Problem description: Without including any pictures, copy each entry below exactly.

Supplied material:
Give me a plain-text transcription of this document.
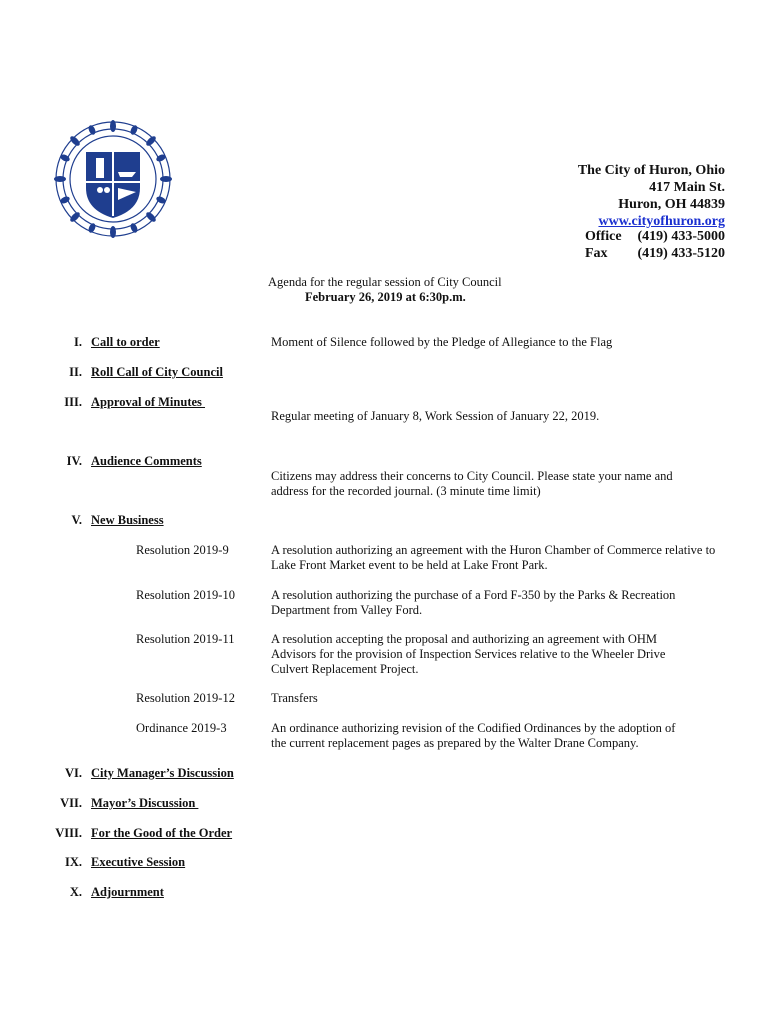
The City of Huron, Ohio
417 Main St.
Huron, OH 44839
www.cityofhuron.org
Office (419) 433-5000
Fax (419) 433-5120
Agenda for the regular session of City Council
February 26, 2019 at 6:30p.m.
I. Call to order	Moment of Silence followed by the Pledge of Allegiance to the Flag
II. Roll Call of City Council
III. Approval of Minutes
Regular meeting of January 8, Work Session of January 22, 2019.
IV. Audience Comments
Citizens may address their concerns to City Council. Please state your name and address for the recorded journal. (3 minute time limit)
V. New Business
Resolution 2019-9	A resolution authorizing an agreement with the Huron Chamber of Commerce relative to Lake Front Market event to be held at Lake Front Park.
Resolution 2019-10	A resolution authorizing the purchase of a Ford F-350 by the Parks & Recreation Department from Valley Ford.
Resolution 2019-11	A resolution accepting the proposal and authorizing an agreement with OHM Advisors for the provision of Inspection Services relative to the Wheeler Drive Culvert Replacement Project.
Resolution 2019-12	Transfers
Ordinance 2019-3	An ordinance authorizing revision of the Codified Ordinances by the adoption of the current replacement pages as prepared by the Walter Drane Company.
VI. City Manager’s Discussion
VII. Mayor’s Discussion
VIII. For the Good of the Order
IX. Executive Session
X. Adjournment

Written solution:
Give me a plain-text transcription of this document.
The City of Huron, Ohio
417 Main St.
Huron, OH 44839
www.cityofhuron.org
Office (419) 433-5000
Fax (419) 433-5120
Agenda for the regular session of City Council
February 26, 2019 at 6:30p.m.
I. Call to order	Moment of Silence followed by the Pledge of Allegiance to the Flag
II. Roll Call of City Council
III. Approval of Minutes
Regular meeting of January 8, Work Session of January 22, 2019.
IV. Audience Comments
Citizens may address their concerns to City Council. Please state your name and address for the recorded journal. (3 minute time limit)
V. New Business
Resolution 2019-9	A resolution authorizing an agreement with the Huron Chamber of Commerce relative to Lake Front Market event to be held at Lake Front Park.
Resolution 2019-10	A resolution authorizing the purchase of a Ford F-350 by the Parks & Recreation Department from Valley Ford.
Resolution 2019-11	A resolution accepting the proposal and authorizing an agreement with OHM Advisors for the provision of Inspection Services relative to the Wheeler Drive Culvert Replacement Project.
Resolution 2019-12	Transfers
Ordinance 2019-3	An ordinance authorizing revision of the Codified Ordinances by the adoption of the current replacement pages as prepared by the Walter Drane Company.
VI. City Manager’s Discussion
VII. Mayor’s Discussion
VIII. For the Good of the Order
IX. Executive Session
X. Adjournment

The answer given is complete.